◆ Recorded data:
┏━━

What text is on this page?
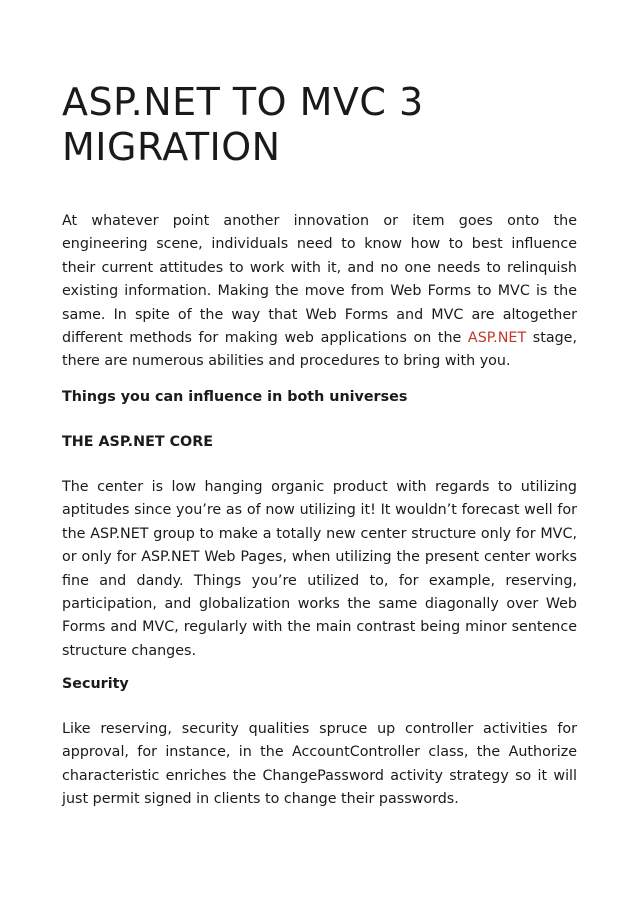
ASP.NET TO MVC 3 MIGRATION

At whatever point another innovation or item goes onto the engineering scene, individuals need to know how to best influence their current attitudes to work with it, and no one needs to relinquish existing information. Making the move from Web Forms to MVC is the same. In spite of the way that Web Forms and MVC are altogether different methods for making web applications on the ASP.NET stage, there are numerous abilities and procedures to bring with you.

Things you can influence in both universes
THE ASP.NET CORE

The center is low hanging organic product with regards to utilizing aptitudes since you’re as of now utilizing it! It wouldn’t forecast well for the ASP.NET group to make a totally new center structure only for MVC, or only for ASP.NET Web Pages, when utilizing the present center works fine and dandy. Things you’re utilized to, for example, reserving, participation, and globalization works the same diagonally over Web Forms and MVC, regularly with the main contrast being minor sentence structure changes.

Security

Like reserving, security qualities spruce up controller activities for approval, for instance, in the AccountController class, the Authorize characteristic enriches the ChangePassword activity strategy so it will just permit signed in clients to change their passwords.
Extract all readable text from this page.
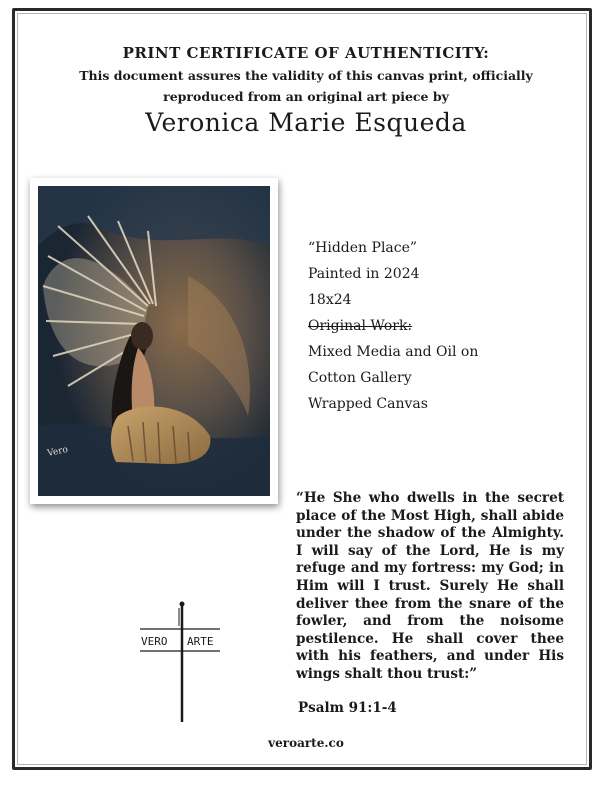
PRINT CERTIFICATE OF AUTHENTICITY:
This document assures the validity of this canvas print, officially
reproduced from an original art piece by
Veronica Marie Esqueda
Vero
“Hidden Place”
Painted in 2024
18x24
Original Work:
Mixed Media and Oil on
Cotton Gallery
Wrapped Canvas
“He She who dwells in the secret place of the Most High, shall abide under the shadow of the Almighty. I will say of the Lord, He is my refuge and my fortress: my God; in Him will I trust. Surely He shall deliver thee from the snare of the fowler, and from the noisome pestilence. He shall cover thee with his feathers, and under His wings shalt thou trust:”
Psalm 91:1-4
VERO ARTE
veroarte.co
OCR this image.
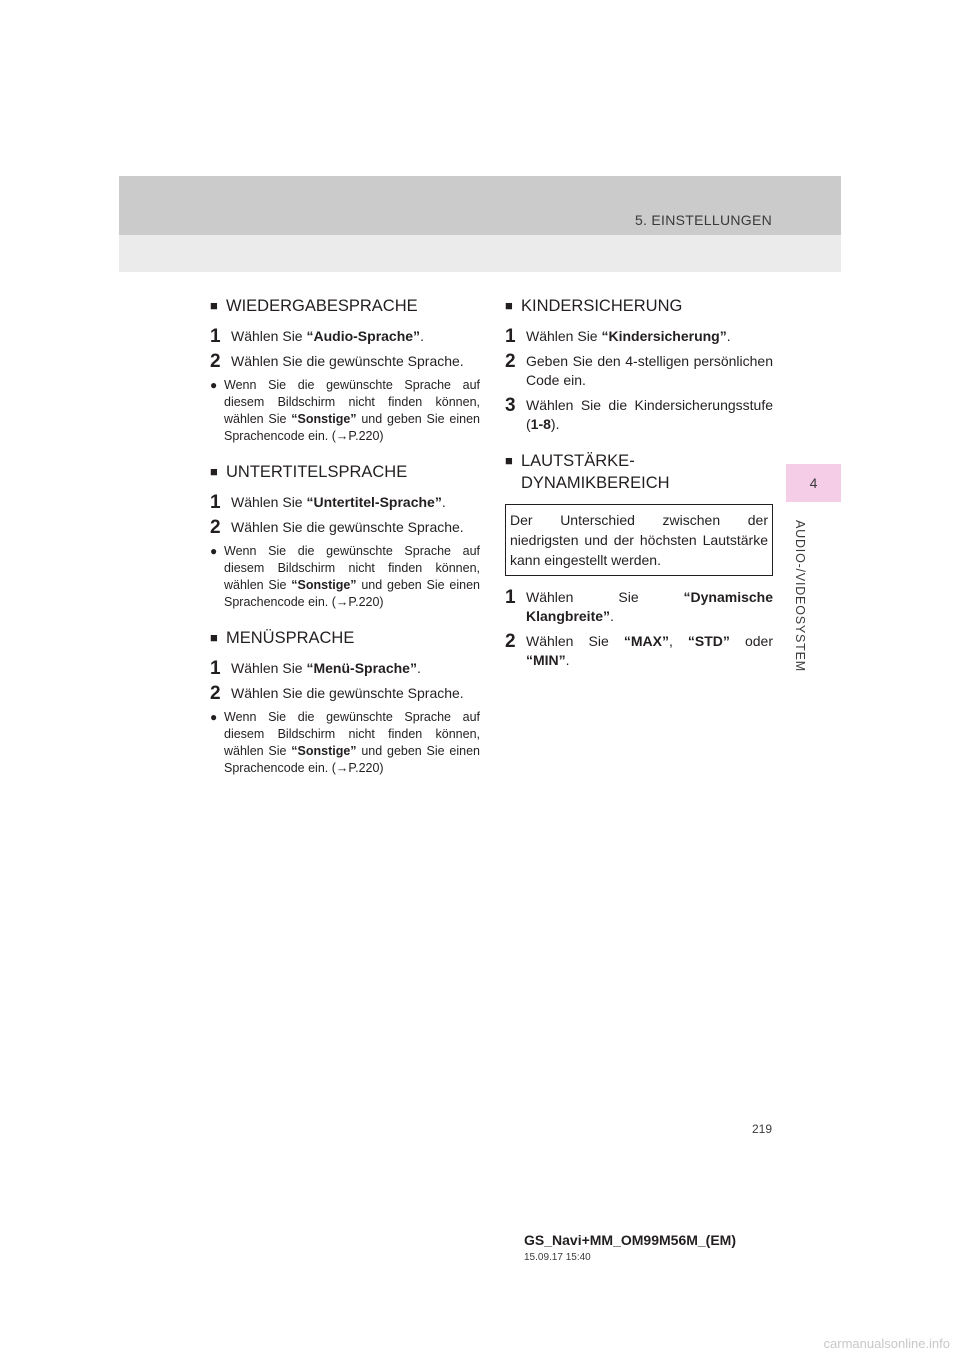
5. EINSTELLUNGEN
4
AUDIO-/VIDEOSYSTEM
■ WIEDERGABESPRACHE
1 Wählen Sie “Audio-Sprache”.
2 Wählen Sie die gewünschte Sprache.
● Wenn Sie die gewünschte Sprache auf diesem Bildschirm nicht finden können, wählen Sie “Sonstige” und geben Sie einen Sprachencode ein. (→P.220)
■ UNTERTITELSPRACHE
1 Wählen Sie “Untertitel-Sprache”.
2 Wählen Sie die gewünschte Sprache.
● Wenn Sie die gewünschte Sprache auf diesem Bildschirm nicht finden können, wählen Sie “Sonstige” und geben Sie einen Sprachencode ein. (→P.220)
■ MENÜSPRACHE
1 Wählen Sie “Menü-Sprache”.
2 Wählen Sie die gewünschte Sprache.
● Wenn Sie die gewünschte Sprache auf diesem Bildschirm nicht finden können, wählen Sie “Sonstige” und geben Sie einen Sprachencode ein. (→P.220)
■ KINDERSICHERUNG
1 Wählen Sie “Kindersicherung”.
2 Geben Sie den 4-stelligen persönlichen Code ein.
3 Wählen Sie die Kindersicherungsstufe (1-8).
■ LAUTSTÄRKE-
DYNAMIKBEREICH
Der Unterschied zwischen der niedrigsten und der höchsten Lautstärke kann eingestellt werden.
1 Wählen Sie “Dynamische Klangbreite”.
2 Wählen Sie “MAX”, “STD” oder “MIN”.
219
GS_Navi+MM_OM99M56M_(EM)
15.09.17 15:40
carmanualsonline.info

┗━━

In the entries above, count each line that holds "Forms". Give the total and nothing else.

◆ Correct answer:
2